Search the entries below. Return every line that has "drawable" in it.
### Source material ###
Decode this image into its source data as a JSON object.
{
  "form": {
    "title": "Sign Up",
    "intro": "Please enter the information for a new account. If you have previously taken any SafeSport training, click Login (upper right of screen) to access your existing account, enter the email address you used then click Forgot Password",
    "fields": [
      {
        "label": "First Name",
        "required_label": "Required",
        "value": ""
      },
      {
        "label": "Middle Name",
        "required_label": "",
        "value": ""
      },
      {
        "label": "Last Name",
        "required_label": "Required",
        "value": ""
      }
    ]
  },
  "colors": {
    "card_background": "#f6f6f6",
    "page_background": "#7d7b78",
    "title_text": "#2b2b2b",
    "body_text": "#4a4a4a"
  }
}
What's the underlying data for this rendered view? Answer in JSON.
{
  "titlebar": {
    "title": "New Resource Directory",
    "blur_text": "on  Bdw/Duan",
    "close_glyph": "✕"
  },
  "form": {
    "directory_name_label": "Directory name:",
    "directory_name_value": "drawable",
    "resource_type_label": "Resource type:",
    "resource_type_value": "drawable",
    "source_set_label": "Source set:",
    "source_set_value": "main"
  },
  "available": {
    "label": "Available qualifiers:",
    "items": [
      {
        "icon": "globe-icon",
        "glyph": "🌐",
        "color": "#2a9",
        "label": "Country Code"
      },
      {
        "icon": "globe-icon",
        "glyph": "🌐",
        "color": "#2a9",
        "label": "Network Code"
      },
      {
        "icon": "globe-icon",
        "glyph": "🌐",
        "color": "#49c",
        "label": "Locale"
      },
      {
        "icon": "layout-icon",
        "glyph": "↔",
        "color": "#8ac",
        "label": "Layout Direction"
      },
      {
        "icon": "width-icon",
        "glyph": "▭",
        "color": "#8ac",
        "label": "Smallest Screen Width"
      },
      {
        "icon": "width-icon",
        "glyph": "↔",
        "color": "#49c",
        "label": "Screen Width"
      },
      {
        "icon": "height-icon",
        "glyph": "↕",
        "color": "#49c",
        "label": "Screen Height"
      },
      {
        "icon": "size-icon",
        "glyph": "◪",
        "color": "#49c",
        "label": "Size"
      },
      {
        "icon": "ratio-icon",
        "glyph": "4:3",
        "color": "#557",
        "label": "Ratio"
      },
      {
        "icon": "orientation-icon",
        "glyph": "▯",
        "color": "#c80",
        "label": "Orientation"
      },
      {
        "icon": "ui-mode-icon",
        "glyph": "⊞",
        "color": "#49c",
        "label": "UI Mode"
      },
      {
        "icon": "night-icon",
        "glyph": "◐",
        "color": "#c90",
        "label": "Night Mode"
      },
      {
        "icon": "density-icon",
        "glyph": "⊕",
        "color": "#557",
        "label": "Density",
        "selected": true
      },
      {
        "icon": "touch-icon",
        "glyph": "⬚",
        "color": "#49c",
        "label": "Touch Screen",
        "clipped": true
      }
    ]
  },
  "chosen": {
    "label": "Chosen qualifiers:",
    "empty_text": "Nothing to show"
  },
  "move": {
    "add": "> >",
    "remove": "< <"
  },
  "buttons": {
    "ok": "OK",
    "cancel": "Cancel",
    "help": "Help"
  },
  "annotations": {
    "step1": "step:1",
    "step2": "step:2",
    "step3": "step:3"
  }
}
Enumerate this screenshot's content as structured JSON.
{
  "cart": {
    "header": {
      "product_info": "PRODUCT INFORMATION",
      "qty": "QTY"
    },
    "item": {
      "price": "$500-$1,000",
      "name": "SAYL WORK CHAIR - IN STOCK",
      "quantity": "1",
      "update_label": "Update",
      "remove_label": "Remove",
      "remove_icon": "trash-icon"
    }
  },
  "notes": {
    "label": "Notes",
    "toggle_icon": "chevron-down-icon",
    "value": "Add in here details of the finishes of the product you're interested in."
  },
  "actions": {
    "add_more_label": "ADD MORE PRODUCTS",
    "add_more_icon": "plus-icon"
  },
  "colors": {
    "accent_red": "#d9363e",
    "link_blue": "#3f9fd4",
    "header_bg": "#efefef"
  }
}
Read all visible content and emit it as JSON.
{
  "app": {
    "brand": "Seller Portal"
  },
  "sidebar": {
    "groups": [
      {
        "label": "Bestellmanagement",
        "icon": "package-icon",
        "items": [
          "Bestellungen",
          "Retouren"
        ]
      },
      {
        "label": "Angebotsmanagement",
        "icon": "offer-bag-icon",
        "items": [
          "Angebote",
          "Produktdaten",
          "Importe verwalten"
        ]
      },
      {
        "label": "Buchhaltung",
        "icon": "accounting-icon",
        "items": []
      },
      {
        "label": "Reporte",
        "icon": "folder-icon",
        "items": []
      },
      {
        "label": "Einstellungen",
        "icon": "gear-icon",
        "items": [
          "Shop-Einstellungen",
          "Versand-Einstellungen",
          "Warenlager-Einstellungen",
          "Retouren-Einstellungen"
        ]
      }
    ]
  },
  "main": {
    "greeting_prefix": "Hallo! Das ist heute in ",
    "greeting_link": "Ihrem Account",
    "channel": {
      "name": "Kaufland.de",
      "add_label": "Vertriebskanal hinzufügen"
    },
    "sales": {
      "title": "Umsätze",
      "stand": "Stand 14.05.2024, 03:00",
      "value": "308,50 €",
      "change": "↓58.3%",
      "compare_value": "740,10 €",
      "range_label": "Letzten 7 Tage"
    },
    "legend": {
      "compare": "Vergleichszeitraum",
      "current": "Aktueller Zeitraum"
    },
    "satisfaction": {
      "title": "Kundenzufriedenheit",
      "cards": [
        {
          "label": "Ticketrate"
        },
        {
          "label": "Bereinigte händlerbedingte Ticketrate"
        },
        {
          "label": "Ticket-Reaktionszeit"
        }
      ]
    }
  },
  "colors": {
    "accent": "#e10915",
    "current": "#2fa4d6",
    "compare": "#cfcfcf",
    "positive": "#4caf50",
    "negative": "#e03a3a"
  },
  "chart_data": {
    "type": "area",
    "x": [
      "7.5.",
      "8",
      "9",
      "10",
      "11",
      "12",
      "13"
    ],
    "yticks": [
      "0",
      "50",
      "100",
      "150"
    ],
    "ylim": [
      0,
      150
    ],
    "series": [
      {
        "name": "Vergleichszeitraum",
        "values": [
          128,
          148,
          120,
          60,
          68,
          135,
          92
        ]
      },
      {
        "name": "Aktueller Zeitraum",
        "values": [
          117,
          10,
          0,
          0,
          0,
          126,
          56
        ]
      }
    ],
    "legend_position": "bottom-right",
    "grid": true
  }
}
###
- **Response**:
    "directory_name_value": "drawable",
    "resource_type_value": "drawable",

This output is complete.